**Written exercise**
Exactly reproduce the lines from the line that has "Output a JSON" down to the last line of the entries, inclusive.

**Source records**

──────────

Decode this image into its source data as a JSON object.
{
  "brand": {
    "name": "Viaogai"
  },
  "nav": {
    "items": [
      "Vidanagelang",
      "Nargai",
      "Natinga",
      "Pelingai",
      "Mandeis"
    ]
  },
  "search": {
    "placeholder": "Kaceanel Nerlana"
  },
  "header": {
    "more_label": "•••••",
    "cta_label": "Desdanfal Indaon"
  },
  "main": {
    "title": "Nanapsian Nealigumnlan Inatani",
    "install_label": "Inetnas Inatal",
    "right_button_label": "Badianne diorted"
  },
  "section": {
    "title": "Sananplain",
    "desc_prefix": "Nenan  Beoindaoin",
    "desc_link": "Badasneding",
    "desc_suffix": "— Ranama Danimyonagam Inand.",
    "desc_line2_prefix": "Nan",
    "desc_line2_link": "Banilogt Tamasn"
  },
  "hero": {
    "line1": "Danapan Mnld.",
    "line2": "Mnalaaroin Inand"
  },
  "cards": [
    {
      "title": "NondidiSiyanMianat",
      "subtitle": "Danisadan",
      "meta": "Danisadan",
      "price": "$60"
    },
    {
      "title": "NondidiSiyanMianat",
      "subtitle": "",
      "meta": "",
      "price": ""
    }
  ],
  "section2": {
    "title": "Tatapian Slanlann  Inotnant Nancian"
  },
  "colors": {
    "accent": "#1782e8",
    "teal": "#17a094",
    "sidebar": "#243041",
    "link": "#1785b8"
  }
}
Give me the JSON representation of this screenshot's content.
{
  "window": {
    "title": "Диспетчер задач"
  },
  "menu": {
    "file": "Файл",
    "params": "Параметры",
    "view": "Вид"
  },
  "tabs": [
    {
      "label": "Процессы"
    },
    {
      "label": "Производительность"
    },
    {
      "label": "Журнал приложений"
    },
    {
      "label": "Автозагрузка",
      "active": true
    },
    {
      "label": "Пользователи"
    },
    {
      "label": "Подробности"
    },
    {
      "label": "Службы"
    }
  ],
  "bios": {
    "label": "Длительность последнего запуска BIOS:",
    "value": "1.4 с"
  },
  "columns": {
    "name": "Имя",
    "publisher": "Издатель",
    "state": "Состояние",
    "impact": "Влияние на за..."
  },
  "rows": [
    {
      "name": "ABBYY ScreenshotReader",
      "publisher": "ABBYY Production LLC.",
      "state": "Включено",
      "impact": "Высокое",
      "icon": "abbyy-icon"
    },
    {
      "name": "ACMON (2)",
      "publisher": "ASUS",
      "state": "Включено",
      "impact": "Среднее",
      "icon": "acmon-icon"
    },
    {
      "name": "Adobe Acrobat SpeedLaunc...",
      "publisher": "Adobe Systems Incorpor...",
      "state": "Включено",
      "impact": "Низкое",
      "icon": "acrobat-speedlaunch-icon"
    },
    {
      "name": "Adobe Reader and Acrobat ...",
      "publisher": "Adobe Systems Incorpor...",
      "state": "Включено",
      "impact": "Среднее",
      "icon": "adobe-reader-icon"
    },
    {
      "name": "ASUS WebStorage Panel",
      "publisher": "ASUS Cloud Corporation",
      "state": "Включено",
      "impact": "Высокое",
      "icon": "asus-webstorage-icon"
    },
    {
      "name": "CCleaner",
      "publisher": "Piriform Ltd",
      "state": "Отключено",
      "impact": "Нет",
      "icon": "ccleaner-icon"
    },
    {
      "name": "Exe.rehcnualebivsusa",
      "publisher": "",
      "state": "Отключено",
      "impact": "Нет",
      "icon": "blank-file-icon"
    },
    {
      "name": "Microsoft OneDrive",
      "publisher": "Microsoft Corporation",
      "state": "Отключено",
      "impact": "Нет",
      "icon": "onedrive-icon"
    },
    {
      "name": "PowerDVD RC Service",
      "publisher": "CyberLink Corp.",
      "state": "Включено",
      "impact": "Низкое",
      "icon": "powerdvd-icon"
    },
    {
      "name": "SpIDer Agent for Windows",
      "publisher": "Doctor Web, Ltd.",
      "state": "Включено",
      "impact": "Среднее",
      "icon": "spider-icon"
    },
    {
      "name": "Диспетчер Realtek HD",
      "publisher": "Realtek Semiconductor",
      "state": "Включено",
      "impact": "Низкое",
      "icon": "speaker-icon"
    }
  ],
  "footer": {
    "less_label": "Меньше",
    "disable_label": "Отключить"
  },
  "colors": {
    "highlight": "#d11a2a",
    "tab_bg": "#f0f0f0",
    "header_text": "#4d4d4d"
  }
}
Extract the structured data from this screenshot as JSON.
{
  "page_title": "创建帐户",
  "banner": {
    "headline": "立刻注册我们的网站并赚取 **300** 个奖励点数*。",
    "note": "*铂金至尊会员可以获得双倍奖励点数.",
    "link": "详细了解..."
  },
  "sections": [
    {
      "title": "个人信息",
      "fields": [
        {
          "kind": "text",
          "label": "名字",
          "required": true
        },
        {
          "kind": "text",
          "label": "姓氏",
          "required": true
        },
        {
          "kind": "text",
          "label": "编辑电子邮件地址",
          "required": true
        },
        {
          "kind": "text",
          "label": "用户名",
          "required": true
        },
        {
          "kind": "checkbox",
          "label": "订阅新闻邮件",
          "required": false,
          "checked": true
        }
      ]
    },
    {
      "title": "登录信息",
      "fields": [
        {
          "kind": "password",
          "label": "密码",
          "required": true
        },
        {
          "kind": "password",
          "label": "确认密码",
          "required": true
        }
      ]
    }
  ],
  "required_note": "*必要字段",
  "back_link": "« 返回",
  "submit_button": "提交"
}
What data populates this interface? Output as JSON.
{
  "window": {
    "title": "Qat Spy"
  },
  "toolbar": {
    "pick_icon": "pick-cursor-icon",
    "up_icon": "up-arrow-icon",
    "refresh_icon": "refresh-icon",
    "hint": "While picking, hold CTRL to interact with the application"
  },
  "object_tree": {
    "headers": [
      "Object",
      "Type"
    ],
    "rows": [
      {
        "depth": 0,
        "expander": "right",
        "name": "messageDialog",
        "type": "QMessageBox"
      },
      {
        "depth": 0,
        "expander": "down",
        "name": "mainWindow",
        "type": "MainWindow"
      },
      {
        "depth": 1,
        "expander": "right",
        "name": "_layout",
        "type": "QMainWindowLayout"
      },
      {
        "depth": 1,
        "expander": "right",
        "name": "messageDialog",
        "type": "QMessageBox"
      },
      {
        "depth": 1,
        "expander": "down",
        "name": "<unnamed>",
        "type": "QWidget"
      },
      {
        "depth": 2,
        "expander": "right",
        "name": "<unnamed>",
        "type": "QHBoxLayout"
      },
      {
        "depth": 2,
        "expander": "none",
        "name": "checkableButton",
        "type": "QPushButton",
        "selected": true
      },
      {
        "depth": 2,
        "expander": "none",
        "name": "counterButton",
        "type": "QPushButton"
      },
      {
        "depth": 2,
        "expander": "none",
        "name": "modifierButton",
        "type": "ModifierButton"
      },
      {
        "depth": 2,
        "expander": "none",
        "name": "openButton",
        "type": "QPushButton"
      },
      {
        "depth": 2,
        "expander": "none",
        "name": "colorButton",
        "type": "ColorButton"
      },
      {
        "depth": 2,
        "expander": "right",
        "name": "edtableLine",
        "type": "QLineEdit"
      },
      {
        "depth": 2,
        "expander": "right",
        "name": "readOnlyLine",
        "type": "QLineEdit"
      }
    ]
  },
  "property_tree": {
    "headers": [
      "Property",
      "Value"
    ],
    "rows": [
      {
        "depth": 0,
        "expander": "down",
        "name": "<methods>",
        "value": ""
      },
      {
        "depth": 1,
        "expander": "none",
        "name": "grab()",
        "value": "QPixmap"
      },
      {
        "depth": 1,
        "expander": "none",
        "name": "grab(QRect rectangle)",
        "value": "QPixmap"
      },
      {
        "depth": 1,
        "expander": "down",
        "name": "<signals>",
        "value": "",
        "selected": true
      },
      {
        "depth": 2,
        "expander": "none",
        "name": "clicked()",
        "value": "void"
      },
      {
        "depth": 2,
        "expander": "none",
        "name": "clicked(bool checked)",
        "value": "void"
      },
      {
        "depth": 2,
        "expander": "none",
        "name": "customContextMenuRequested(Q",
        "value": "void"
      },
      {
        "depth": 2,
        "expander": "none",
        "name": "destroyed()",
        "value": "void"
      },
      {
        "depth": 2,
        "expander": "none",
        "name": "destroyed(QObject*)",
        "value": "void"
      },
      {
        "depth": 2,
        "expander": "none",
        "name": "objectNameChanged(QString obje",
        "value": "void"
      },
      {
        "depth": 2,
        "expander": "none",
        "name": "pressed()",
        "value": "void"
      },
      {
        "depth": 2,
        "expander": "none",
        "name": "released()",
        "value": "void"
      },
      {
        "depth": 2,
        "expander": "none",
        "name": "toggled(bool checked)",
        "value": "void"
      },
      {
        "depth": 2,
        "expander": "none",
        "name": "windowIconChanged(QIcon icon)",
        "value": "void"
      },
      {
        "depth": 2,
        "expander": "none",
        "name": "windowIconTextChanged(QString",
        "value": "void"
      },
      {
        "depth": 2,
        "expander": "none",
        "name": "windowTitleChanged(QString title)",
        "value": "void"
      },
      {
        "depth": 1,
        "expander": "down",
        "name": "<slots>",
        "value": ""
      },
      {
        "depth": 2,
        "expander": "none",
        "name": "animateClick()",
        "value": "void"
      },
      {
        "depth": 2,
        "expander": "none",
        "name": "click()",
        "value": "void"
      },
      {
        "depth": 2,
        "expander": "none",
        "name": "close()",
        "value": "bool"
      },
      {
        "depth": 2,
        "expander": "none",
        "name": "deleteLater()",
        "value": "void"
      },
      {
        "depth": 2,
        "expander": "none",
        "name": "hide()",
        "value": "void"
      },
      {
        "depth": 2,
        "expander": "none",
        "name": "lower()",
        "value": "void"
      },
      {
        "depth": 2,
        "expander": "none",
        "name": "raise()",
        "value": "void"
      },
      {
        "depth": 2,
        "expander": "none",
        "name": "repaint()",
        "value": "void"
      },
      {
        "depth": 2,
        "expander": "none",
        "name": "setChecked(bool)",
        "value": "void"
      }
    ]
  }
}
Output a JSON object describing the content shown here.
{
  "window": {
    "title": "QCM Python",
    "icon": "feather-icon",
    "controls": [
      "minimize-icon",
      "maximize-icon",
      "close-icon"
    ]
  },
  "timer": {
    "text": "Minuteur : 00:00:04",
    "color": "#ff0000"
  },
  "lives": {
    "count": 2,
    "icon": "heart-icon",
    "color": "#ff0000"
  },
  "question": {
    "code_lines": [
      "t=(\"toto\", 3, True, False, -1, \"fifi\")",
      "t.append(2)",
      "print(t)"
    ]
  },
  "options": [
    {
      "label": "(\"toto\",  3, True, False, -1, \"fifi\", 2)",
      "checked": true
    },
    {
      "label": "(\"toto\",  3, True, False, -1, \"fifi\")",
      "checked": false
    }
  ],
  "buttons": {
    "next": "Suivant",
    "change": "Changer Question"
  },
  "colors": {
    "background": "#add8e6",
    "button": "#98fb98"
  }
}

──────────

**Written solution**
Output a JSON object describing the content shown here.
{
  "window": {
    "title": "QCM Python",
    "icon": "feather-icon",
    "controls": [
      "minimize-icon",
      "maximize-icon",
      "close-icon"
    ]
  },
  "timer": {
    "text": "Minuteur : 00:00:04",
    "color": "#ff0000"
  },
  "lives": {
    "count": 2,
    "icon": "heart-icon",
    "color": "#ff0000"
  },
  "question": {
    "code_lines": [
      "t=(\"toto\", 3, True, False, -1, \"fifi\")",
      "t.append(2)",
      "print(t)"
    ]
  },
  "options": [
    {
      "label": "(\"toto\",  3, True, False, -1, \"fifi\", 2)",
      "checked": true
    },
    {
      "label": "(\"toto\",  3, True, False, -1, \"fifi\")",
      "checked": false
    }
  ],
  "buttons": {
    "next": "Suivant",
    "change": "Changer Question"
  },
  "colors": {
    "background": "#add8e6",
    "button": "#98fb98"
  }
}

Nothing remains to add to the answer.